*Job*. The records below must be transcribed exactly. Do not include the pictures.

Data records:
________________________

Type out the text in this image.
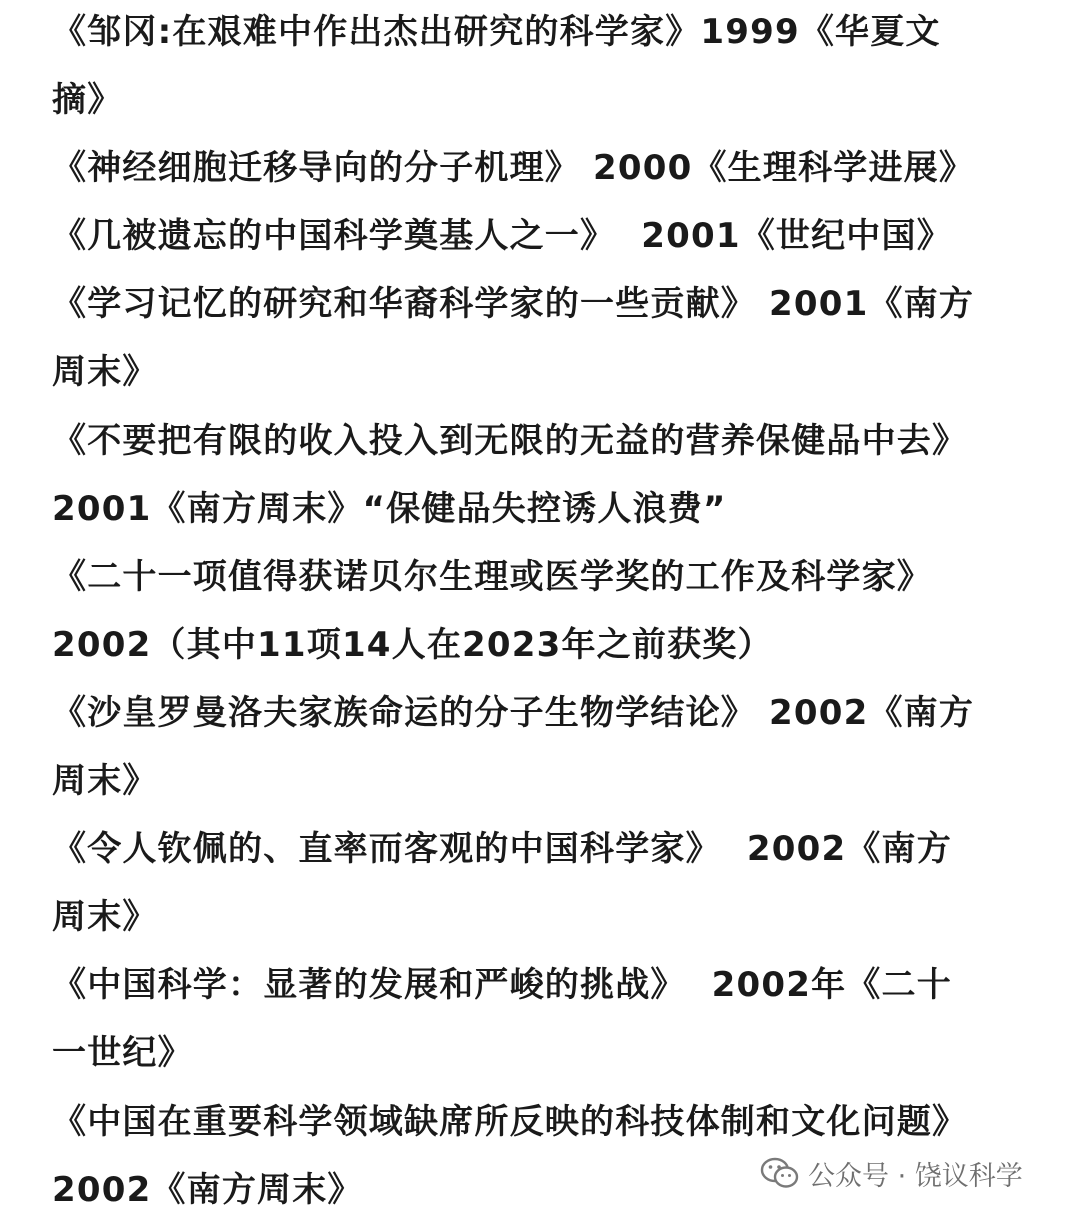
《邹冈:在艰难中作出杰出研究的科学家》1999《华夏文
摘》
《神经细胞迁移导向的分子机理》 2000《生理科学进展》
《几被遗忘的中国科学奠基人之一》  2001《世纪中国》
《学习记忆的研究和华裔科学家的一些贡献》 2001《南方
周末》
《不要把有限的收入投入到无限的无益的营养保健品中去》
2001《南方周末》“保健品失控诱人浪费”
《二十一项值得获诺贝尔生理或医学奖的工作及科学家》
2002（其中11项14人在2023年之前获奖）
《沙皇罗曼洛夫家族命运的分子生物学结论》 2002《南方
周末》
《令人钦佩的、直率而客观的中国科学家》  2002《南方
周末》
《中国科学：显著的发展和严峻的挑战》  2002年《二十
一世纪》
《中国在重要科学领域缺席所反映的科技体制和文化问题》
2002《南方周末》	公众号 · 饶议科学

________________________

*Result of the task*.
Type out the text in this image.
《邹冈:在艰难中作出杰出研究的科学家》1999《华夏文
摘》
《神经细胞迁移导向的分子机理》 2000《生理科学进展》
《几被遗忘的中国科学奠基人之一》  2001《世纪中国》
《学习记忆的研究和华裔科学家的一些贡献》 2001《南方
周末》
《不要把有限的收入投入到无限的无益的营养保健品中去》
2001《南方周末》“保健品失控诱人浪费”
《二十一项值得获诺贝尔生理或医学奖的工作及科学家》
2002（其中11项14人在2023年之前获奖）
《沙皇罗曼洛夫家族命运的分子生物学结论》 2002《南方
周末》
《令人钦佩的、直率而客观的中国科学家》  2002《南方
周末》
《中国科学：显著的发展和严峻的挑战》  2002年《二十
一世纪》
《中国在重要科学领域缺席所反映的科技体制和文化问题》
2002《南方周末》	公众号 · 饶议科学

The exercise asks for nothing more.